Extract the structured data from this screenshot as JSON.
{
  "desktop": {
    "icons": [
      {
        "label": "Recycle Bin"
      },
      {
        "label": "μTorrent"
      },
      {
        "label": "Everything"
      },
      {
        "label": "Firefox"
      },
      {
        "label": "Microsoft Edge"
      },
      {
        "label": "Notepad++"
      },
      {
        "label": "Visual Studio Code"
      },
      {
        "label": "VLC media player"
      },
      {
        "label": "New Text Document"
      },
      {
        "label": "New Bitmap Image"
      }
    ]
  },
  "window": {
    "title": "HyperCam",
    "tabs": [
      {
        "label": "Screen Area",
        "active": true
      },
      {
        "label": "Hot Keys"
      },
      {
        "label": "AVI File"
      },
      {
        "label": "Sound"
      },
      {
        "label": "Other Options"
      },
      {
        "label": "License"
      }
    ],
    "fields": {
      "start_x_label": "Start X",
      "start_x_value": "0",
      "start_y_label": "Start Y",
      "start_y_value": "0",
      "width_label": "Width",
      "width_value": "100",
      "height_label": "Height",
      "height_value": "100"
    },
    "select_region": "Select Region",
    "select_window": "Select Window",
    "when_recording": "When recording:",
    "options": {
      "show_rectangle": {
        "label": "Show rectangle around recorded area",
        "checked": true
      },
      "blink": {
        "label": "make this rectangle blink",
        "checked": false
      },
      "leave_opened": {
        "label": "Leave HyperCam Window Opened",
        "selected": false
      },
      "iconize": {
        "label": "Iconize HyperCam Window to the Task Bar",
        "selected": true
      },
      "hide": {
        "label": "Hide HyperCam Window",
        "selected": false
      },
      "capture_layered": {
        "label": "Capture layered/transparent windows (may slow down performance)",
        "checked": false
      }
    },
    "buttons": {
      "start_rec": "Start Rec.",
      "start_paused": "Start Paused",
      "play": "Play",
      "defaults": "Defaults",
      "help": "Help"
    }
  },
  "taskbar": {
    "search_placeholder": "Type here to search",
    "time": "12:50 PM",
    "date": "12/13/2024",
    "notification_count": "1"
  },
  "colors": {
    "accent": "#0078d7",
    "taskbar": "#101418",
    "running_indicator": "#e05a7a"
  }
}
* * *
-- DIRECTIONS FOR THIS TASK --
Repeat every line of the material exactly as given.

-- SOLUTION FOR THIS EXERCISE --
Extract the structured data from this screenshot as JSON.
{
  "desktop": {
    "icons": [
      {
        "label": "Recycle Bin"
      },
      {
        "label": "μTorrent"
      },
      {
        "label": "Everything"
      },
      {
        "label": "Firefox"
      },
      {
        "label": "Microsoft Edge"
      },
      {
        "label": "Notepad++"
      },
      {
        "label": "Visual Studio Code"
      },
      {
        "label": "VLC media player"
      },
      {
        "label": "New Text Document"
      },
      {
        "label": "New Bitmap Image"
      }
    ]
  },
  "window": {
    "title": "HyperCam",
    "tabs": [
      {
        "label": "Screen Area",
        "active": true
      },
      {
        "label": "Hot Keys"
      },
      {
        "label": "AVI File"
      },
      {
        "label": "Sound"
      },
      {
        "label": "Other Options"
      },
      {
        "label": "License"
      }
    ],
    "fields": {
      "start_x_label": "Start X",
      "start_x_value": "0",
      "start_y_label": "Start Y",
      "start_y_value": "0",
      "width_label": "Width",
      "width_value": "100",
      "height_label": "Height",
      "height_value": "100"
    },
    "select_region": "Select Region",
    "select_window": "Select Window",
    "when_recording": "When recording:",
    "options": {
      "show_rectangle": {
        "label": "Show rectangle around recorded area",
        "checked": true
      },
      "blink": {
        "label": "make this rectangle blink",
        "checked": false
      },
      "leave_opened": {
        "label": "Leave HyperCam Window Opened",
        "selected": false
      },
      "iconize": {
        "label": "Iconize HyperCam Window to the Task Bar",
        "selected": true
      },
      "hide": {
        "label": "Hide HyperCam Window",
        "selected": false
      },
      "capture_layered": {
        "label": "Capture layered/transparent windows (may slow down performance)",
        "checked": false
      }
    },
    "buttons": {
      "start_rec": "Start Rec.",
      "start_paused": "Start Paused",
      "play": "Play",
      "defaults": "Defaults",
      "help": "Help"
    }
  },
  "taskbar": {
    "search_placeholder": "Type here to search",
    "time": "12:50 PM",
    "date": "12/13/2024",
    "notification_count": "1"
  },
  "colors": {
    "accent": "#0078d7",
    "taskbar": "#101418",
    "running_indicator": "#e05a7a"
  }
}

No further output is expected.